>> Start Records provided

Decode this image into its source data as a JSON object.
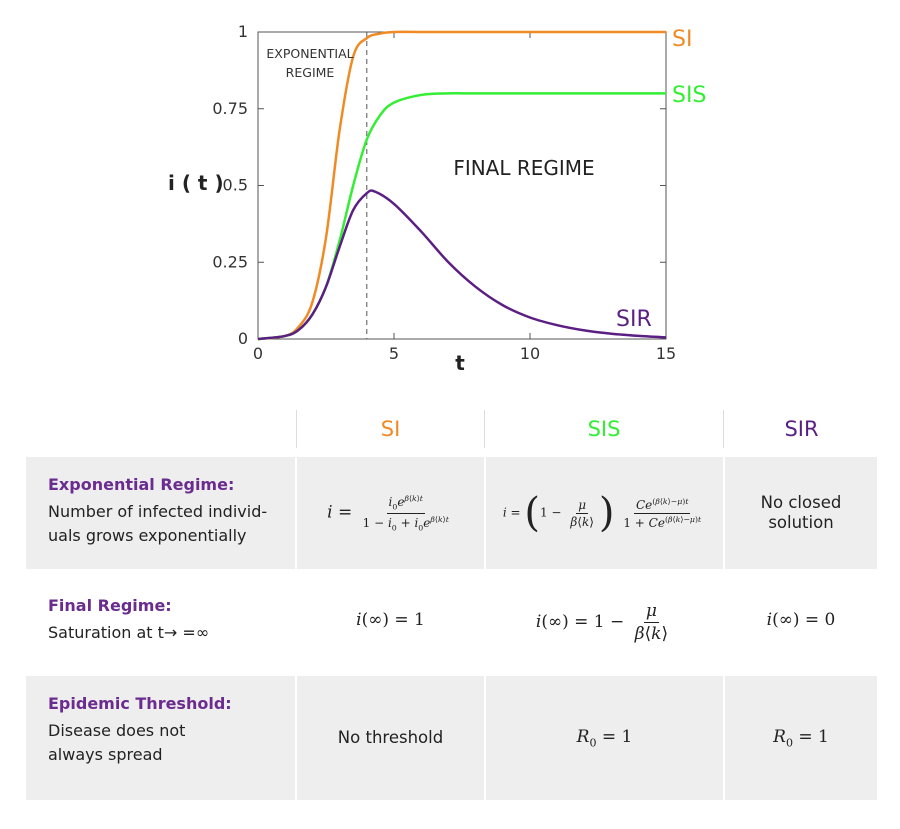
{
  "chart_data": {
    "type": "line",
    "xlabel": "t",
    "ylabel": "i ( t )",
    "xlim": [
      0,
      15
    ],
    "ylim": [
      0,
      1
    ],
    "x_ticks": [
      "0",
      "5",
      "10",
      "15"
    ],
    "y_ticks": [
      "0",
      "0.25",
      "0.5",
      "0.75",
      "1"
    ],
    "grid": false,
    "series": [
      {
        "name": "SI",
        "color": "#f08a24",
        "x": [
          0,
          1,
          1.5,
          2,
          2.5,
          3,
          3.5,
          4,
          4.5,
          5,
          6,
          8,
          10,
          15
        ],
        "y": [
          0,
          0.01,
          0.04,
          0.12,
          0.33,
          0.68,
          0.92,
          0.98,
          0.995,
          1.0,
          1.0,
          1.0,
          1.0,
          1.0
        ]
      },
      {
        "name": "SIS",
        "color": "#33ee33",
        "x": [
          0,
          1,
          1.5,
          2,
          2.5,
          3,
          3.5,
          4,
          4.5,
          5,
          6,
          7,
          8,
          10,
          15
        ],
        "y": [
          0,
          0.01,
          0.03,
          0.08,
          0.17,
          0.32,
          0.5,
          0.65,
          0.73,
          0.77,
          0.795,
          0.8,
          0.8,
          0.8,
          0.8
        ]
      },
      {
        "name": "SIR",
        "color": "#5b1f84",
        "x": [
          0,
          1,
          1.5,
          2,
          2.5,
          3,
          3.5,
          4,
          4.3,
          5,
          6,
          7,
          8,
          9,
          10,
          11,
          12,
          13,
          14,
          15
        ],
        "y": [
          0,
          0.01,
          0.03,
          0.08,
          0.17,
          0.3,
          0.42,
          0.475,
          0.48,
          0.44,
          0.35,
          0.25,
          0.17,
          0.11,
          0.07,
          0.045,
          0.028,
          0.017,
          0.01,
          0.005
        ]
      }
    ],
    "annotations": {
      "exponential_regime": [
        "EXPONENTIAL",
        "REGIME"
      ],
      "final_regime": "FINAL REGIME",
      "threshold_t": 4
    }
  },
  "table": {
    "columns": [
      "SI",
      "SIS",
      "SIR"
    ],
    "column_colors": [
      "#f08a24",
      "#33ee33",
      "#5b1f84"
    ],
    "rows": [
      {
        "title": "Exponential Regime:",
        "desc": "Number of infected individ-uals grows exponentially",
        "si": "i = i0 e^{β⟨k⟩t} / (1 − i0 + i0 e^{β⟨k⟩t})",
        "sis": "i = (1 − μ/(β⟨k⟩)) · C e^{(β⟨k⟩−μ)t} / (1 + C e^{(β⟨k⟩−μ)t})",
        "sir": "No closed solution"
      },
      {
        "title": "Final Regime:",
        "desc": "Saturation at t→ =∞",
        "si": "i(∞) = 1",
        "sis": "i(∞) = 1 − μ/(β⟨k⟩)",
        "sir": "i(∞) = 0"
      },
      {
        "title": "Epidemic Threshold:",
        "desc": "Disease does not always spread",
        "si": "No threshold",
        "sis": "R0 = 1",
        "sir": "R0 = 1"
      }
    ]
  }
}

>> End Records provided

Given instruction | Reproduce every line above as written, skipping pictures.

Expected answer |
Decode this image into its source data as a JSON object.
{
  "chart_data": {
    "type": "line",
    "xlabel": "t",
    "ylabel": "i ( t )",
    "xlim": [
      0,
      15
    ],
    "ylim": [
      0,
      1
    ],
    "x_ticks": [
      "0",
      "5",
      "10",
      "15"
    ],
    "y_ticks": [
      "0",
      "0.25",
      "0.5",
      "0.75",
      "1"
    ],
    "grid": false,
    "series": [
      {
        "name": "SI",
        "color": "#f08a24",
        "x": [
          0,
          1,
          1.5,
          2,
          2.5,
          3,
          3.5,
          4,
          4.5,
          5,
          6,
          8,
          10,
          15
        ],
        "y": [
          0,
          0.01,
          0.04,
          0.12,
          0.33,
          0.68,
          0.92,
          0.98,
          0.995,
          1.0,
          1.0,
          1.0,
          1.0,
          1.0
        ]
      },
      {
        "name": "SIS",
        "color": "#33ee33",
        "x": [
          0,
          1,
          1.5,
          2,
          2.5,
          3,
          3.5,
          4,
          4.5,
          5,
          6,
          7,
          8,
          10,
          15
        ],
        "y": [
          0,
          0.01,
          0.03,
          0.08,
          0.17,
          0.32,
          0.5,
          0.65,
          0.73,
          0.77,
          0.795,
          0.8,
          0.8,
          0.8,
          0.8
        ]
      },
      {
        "name": "SIR",
        "color": "#5b1f84",
        "x": [
          0,
          1,
          1.5,
          2,
          2.5,
          3,
          3.5,
          4,
          4.3,
          5,
          6,
          7,
          8,
          9,
          10,
          11,
          12,
          13,
          14,
          15
        ],
        "y": [
          0,
          0.01,
          0.03,
          0.08,
          0.17,
          0.3,
          0.42,
          0.475,
          0.48,
          0.44,
          0.35,
          0.25,
          0.17,
          0.11,
          0.07,
          0.045,
          0.028,
          0.017,
          0.01,
          0.005
        ]
      }
    ],
    "annotations": {
      "exponential_regime": [
        "EXPONENTIAL",
        "REGIME"
      ],
      "final_regime": "FINAL REGIME",
      "threshold_t": 4
    }
  },
  "table": {
    "columns": [
      "SI",
      "SIS",
      "SIR"
    ],
    "column_colors": [
      "#f08a24",
      "#33ee33",
      "#5b1f84"
    ],
    "rows": [
      {
        "title": "Exponential Regime:",
        "desc": "Number of infected individ-uals grows exponentially",
        "si": "i = i0 e^{β⟨k⟩t} / (1 − i0 + i0 e^{β⟨k⟩t})",
        "sis": "i = (1 − μ/(β⟨k⟩)) · C e^{(β⟨k⟩−μ)t} / (1 + C e^{(β⟨k⟩−μ)t})",
        "sir": "No closed solution"
      },
      {
        "title": "Final Regime:",
        "desc": "Saturation at t→ =∞",
        "si": "i(∞) = 1",
        "sis": "i(∞) = 1 − μ/(β⟨k⟩)",
        "sir": "i(∞) = 0"
      },
      {
        "title": "Epidemic Threshold:",
        "desc": "Disease does not always spread",
        "si": "No threshold",
        "sis": "R0 = 1",
        "sir": "R0 = 1"
      }
    ]
  }
}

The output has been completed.